==== Given entries ====

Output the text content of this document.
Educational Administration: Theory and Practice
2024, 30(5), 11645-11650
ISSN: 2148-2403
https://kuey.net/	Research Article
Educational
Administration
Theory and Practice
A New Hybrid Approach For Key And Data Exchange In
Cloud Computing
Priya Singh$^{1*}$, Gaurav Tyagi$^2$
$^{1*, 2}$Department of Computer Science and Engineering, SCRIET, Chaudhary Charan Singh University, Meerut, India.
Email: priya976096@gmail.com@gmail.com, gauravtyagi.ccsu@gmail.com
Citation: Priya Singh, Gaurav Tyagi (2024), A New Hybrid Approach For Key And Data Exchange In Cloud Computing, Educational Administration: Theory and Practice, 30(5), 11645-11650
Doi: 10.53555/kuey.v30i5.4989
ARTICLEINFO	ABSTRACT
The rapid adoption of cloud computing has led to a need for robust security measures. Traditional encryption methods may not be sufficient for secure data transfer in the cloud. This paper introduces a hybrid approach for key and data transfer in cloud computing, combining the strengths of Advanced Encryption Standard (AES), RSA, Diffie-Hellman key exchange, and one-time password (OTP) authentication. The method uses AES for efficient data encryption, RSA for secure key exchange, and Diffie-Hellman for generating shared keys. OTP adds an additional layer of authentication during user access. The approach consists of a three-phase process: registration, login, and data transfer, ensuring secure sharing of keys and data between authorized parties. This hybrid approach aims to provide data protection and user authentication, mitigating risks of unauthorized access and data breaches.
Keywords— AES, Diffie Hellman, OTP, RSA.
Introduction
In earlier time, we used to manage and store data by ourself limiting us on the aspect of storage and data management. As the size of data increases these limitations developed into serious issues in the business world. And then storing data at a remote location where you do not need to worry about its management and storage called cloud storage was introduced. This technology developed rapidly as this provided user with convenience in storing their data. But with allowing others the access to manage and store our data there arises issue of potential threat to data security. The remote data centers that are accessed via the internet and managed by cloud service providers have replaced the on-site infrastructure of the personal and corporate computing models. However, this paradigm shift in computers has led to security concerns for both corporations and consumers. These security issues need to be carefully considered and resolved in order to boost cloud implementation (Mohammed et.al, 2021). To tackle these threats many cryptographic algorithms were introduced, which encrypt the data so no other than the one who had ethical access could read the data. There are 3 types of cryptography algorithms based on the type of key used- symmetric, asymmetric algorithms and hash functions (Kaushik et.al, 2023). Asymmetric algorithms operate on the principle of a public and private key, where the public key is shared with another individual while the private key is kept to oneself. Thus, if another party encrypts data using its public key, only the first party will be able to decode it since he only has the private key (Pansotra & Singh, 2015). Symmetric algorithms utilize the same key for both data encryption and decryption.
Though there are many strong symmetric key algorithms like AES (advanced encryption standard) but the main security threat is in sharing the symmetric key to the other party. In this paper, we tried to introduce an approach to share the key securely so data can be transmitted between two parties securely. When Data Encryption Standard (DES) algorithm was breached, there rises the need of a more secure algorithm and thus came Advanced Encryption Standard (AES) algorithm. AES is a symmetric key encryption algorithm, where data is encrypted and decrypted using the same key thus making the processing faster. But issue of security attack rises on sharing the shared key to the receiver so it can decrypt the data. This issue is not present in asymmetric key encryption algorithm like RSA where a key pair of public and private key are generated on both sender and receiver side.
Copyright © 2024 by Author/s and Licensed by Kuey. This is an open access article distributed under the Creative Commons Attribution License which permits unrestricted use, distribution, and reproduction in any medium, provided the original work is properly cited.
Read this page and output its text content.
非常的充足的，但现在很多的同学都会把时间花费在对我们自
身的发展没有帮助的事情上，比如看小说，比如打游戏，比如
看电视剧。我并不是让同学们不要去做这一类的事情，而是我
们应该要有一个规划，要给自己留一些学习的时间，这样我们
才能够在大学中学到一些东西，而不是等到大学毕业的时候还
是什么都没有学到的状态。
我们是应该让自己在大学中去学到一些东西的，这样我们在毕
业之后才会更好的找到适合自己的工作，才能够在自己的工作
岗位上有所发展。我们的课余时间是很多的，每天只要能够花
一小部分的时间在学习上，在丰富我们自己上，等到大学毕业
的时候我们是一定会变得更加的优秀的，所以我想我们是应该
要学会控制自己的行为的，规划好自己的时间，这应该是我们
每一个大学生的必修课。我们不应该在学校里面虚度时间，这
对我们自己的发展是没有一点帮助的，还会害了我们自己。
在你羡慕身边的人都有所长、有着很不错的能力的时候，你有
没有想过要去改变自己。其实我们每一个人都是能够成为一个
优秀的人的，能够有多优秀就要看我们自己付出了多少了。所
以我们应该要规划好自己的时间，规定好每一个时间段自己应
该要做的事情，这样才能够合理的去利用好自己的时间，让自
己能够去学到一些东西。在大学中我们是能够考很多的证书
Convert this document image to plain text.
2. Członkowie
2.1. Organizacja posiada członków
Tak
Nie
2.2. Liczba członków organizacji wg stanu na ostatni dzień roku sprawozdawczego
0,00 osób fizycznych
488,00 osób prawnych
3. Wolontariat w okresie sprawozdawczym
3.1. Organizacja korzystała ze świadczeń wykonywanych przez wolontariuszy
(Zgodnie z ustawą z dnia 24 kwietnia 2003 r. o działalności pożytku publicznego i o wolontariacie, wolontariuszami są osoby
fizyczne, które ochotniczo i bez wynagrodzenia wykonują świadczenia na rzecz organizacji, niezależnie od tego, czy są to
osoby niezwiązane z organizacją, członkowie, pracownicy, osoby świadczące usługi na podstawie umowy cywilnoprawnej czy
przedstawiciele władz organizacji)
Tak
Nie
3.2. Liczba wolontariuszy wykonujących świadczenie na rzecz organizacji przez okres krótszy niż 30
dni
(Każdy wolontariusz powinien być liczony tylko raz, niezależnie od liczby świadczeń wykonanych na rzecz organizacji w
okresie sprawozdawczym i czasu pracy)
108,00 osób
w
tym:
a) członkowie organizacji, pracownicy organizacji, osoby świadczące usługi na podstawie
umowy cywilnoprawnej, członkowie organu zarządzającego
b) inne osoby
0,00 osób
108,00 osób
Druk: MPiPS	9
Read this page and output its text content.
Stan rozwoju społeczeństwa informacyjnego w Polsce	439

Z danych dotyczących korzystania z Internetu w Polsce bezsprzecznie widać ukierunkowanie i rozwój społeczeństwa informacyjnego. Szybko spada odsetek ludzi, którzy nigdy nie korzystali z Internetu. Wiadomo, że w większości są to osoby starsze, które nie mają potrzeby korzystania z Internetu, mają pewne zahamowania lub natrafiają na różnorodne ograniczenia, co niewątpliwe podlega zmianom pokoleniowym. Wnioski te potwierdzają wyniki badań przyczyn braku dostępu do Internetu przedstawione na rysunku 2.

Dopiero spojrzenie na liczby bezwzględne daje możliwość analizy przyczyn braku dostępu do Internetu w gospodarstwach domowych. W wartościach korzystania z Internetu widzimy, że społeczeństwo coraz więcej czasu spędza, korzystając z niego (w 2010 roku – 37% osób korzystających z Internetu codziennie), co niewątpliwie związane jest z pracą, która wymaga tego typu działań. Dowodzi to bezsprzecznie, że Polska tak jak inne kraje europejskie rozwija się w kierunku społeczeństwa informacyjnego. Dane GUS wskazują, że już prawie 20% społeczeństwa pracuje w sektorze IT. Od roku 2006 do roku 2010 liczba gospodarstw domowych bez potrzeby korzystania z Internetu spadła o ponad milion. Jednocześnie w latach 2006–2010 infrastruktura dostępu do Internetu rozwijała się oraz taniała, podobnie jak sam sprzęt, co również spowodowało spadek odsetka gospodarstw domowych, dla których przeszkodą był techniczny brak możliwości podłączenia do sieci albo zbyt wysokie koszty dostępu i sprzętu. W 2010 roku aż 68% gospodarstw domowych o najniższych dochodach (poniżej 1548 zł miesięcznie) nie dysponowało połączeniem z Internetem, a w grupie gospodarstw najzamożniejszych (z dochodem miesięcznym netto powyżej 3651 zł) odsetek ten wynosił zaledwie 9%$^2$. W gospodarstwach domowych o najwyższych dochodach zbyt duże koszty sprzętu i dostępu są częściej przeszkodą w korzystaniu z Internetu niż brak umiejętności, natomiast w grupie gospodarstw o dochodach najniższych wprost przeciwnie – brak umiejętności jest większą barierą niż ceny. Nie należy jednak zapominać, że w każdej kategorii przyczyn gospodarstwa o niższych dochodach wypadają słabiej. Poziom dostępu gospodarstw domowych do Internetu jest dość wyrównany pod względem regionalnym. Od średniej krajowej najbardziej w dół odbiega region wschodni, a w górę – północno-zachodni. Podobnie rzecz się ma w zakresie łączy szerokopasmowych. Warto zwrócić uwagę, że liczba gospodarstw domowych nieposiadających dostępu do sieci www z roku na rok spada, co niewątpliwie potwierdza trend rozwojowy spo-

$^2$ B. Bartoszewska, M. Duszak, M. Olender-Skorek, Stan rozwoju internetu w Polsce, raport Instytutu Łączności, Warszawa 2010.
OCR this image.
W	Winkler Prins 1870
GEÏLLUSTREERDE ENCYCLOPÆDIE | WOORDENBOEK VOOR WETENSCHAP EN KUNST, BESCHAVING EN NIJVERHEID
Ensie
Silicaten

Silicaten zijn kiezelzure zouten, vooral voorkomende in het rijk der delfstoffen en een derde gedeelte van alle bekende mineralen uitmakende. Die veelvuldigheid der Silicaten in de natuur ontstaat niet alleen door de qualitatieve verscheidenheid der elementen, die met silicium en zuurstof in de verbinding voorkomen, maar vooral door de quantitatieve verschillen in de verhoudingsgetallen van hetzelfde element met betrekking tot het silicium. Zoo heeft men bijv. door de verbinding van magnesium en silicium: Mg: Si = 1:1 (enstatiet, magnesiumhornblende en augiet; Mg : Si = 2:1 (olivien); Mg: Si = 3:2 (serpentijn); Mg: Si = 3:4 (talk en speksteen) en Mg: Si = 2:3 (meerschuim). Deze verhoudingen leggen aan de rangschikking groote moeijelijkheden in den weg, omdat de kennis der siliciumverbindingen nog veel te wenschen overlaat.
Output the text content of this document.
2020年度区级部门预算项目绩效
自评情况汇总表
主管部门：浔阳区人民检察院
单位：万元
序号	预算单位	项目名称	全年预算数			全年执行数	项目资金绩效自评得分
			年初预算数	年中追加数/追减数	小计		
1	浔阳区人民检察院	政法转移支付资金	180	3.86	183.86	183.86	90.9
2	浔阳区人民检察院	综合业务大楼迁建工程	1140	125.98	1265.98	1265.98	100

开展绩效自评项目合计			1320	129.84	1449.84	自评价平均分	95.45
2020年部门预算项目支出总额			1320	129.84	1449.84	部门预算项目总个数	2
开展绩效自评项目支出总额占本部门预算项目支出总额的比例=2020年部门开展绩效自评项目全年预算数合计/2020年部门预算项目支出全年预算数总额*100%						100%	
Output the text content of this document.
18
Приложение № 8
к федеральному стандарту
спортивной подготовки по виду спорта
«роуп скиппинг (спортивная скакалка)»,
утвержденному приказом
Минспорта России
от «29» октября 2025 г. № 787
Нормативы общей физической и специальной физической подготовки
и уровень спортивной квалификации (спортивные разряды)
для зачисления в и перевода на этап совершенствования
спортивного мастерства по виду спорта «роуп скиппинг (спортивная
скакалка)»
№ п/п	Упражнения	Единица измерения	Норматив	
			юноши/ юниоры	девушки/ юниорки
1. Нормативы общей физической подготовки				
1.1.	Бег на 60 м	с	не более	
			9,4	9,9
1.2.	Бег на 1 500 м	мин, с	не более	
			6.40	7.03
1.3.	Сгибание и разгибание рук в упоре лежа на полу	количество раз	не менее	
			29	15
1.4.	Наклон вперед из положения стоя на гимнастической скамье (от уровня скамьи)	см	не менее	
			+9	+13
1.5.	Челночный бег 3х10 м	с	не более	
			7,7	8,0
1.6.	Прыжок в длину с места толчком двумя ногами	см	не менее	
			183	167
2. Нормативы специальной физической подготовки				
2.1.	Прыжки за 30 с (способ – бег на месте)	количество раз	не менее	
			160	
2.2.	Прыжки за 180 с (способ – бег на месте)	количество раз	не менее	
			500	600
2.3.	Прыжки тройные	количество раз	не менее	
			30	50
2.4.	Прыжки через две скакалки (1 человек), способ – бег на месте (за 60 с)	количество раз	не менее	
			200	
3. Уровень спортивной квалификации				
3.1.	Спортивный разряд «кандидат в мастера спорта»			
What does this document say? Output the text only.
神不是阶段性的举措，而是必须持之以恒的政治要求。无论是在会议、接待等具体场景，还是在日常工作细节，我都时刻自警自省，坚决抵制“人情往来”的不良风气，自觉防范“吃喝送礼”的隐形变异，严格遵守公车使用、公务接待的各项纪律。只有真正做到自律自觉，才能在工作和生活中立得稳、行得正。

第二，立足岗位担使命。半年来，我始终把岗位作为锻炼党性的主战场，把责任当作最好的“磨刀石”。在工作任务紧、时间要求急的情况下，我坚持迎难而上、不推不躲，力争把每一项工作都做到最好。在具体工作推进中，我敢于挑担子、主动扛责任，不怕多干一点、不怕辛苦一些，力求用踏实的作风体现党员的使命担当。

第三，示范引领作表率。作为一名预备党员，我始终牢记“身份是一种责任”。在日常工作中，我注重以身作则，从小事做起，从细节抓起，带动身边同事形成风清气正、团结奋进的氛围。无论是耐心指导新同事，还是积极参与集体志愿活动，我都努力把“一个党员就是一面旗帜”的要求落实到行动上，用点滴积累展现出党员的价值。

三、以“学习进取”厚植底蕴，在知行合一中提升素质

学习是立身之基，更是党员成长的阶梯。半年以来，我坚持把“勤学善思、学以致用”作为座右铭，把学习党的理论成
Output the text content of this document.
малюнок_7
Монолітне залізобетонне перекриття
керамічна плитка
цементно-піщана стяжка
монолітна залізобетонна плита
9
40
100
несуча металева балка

====

> **Task objective**: The answer is a single number, the count of lines in the records that contain the string "месте".

> **Output of the task**: 3